Task directions:
Locate and copy each line in the data that contains the word "literature".

Material for this task:

++++++

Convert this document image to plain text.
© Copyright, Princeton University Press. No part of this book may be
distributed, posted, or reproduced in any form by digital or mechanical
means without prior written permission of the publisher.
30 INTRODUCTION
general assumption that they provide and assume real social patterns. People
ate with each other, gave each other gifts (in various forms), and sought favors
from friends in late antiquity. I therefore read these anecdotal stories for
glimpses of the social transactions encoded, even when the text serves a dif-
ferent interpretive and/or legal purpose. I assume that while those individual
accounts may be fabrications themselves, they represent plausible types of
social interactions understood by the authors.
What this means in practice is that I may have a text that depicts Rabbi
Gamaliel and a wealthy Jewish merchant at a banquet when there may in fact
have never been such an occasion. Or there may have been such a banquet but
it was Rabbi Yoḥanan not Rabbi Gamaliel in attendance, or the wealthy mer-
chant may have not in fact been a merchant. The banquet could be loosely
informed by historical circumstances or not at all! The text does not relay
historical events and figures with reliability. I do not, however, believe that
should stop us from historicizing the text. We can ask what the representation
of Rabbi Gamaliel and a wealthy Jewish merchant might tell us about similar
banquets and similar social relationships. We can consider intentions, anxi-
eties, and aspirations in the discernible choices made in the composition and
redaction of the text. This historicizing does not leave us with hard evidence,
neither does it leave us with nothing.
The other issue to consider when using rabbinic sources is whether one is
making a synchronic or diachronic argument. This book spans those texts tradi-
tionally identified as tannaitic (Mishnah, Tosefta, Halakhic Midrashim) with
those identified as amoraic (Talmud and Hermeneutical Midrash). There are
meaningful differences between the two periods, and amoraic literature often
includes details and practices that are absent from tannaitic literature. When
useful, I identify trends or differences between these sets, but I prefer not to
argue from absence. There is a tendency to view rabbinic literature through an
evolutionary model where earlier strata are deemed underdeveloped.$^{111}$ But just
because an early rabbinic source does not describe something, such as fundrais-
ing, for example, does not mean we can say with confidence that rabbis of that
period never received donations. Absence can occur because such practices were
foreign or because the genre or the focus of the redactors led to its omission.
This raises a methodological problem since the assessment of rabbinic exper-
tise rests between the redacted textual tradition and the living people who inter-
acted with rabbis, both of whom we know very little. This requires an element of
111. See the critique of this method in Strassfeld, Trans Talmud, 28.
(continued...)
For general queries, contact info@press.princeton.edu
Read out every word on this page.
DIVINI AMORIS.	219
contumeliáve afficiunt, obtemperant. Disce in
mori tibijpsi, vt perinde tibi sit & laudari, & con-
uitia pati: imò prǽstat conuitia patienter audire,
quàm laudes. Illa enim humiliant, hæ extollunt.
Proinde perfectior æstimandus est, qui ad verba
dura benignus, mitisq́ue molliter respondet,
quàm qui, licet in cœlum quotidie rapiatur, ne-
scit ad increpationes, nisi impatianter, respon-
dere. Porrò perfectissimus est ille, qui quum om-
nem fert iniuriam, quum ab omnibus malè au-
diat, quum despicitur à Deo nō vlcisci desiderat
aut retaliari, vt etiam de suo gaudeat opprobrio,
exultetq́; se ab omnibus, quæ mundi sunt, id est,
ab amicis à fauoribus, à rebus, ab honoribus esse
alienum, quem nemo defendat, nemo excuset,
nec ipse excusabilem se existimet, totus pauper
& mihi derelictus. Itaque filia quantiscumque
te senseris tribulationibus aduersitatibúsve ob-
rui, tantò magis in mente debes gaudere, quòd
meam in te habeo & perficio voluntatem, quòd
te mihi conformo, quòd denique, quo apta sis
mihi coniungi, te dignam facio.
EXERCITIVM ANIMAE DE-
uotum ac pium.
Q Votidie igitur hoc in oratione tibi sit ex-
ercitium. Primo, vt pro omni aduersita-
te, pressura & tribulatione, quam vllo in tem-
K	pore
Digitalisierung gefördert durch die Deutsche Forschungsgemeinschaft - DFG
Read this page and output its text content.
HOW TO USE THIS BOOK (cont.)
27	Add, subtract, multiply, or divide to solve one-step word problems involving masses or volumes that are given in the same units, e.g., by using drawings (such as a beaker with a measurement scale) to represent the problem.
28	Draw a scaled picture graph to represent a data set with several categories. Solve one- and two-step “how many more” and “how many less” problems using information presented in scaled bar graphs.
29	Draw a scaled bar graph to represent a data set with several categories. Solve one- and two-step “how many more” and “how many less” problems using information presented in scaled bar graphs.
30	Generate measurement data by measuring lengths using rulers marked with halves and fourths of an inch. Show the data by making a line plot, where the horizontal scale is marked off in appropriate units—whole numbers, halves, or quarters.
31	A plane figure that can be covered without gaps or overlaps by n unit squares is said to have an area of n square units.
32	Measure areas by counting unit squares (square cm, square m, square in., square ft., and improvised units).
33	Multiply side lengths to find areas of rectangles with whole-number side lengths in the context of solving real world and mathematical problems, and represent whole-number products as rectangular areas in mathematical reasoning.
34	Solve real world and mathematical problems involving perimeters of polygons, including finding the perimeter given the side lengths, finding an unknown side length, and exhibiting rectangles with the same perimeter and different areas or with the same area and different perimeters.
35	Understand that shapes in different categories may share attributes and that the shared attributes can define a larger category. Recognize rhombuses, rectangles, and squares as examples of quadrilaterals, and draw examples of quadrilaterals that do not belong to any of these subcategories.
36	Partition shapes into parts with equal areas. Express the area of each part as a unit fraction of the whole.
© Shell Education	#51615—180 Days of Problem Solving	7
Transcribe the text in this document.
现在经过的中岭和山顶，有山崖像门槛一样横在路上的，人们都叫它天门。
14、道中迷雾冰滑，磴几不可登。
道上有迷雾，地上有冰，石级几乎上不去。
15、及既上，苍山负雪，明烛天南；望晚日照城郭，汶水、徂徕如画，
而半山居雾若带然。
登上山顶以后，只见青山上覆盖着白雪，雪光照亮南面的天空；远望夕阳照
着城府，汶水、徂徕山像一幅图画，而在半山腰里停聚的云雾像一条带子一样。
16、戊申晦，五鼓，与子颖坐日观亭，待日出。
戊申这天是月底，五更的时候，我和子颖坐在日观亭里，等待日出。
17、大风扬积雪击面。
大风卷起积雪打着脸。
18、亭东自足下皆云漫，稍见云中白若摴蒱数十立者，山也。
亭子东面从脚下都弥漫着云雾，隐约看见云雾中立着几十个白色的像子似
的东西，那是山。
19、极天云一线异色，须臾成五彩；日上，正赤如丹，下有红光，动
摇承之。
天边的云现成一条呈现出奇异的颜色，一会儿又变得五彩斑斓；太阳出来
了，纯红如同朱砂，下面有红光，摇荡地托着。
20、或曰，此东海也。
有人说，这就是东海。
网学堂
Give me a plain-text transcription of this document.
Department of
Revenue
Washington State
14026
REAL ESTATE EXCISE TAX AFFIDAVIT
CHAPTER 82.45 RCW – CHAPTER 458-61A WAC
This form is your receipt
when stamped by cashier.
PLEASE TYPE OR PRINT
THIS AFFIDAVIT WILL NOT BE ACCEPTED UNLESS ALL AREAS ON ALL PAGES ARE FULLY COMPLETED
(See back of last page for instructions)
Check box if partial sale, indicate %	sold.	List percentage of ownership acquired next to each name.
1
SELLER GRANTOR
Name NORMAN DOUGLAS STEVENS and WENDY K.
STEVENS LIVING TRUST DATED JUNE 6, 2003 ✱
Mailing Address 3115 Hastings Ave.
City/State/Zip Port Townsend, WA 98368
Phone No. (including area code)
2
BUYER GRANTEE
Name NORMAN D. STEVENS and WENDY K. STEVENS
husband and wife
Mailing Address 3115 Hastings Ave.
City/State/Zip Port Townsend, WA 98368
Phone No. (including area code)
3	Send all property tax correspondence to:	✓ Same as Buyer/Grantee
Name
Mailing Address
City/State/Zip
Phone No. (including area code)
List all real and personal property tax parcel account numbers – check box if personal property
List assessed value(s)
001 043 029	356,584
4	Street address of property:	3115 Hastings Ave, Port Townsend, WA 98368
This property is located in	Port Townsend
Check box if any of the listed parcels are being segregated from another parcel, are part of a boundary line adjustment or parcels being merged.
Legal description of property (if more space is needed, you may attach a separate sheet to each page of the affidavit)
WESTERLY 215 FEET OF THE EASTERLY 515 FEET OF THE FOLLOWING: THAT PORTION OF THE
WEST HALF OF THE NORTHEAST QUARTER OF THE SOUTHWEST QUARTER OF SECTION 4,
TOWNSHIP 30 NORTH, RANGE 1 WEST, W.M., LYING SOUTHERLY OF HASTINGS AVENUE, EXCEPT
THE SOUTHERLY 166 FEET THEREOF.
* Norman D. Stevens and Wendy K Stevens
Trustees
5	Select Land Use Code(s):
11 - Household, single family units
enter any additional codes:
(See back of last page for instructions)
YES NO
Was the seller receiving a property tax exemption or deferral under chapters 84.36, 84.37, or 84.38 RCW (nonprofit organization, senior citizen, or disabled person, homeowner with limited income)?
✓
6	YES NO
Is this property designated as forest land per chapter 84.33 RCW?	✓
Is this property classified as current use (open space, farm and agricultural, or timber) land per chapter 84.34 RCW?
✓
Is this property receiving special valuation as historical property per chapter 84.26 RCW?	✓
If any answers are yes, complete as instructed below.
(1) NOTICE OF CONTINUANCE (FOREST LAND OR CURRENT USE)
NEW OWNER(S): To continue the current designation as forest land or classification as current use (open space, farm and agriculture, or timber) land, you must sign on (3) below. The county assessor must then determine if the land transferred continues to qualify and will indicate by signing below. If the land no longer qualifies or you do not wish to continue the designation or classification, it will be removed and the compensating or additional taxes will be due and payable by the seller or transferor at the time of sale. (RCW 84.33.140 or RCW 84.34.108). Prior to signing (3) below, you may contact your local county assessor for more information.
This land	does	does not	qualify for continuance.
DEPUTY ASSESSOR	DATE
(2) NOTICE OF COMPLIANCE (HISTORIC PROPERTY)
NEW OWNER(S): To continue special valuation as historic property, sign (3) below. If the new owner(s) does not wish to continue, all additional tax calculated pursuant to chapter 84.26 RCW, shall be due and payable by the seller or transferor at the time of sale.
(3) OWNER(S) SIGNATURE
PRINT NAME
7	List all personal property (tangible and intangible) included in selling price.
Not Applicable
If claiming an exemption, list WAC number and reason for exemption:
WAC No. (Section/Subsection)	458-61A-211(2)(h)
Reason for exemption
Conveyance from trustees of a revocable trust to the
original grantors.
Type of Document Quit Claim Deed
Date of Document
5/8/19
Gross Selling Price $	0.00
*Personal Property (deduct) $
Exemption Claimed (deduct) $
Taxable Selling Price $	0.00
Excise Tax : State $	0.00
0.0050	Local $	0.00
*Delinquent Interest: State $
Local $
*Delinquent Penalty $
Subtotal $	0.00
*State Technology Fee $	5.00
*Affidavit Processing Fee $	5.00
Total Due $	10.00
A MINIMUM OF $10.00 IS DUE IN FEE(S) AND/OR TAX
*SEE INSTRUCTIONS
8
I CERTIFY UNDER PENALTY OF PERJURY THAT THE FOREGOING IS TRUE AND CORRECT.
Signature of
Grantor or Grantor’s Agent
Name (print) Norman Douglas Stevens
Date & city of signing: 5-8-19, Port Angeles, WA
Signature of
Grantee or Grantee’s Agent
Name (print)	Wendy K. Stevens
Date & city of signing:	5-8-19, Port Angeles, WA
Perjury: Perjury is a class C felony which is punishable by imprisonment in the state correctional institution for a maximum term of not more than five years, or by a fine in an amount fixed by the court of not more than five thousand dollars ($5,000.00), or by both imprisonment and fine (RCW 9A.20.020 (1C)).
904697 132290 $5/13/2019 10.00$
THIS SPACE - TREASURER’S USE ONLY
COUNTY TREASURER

++++++

Reply:
meaningful differences between the two periods, and amoraic literature often
includes details and practices that are absent from tannaitic literature. When
argue from absence. There is a tendency to view rabbinic literature through an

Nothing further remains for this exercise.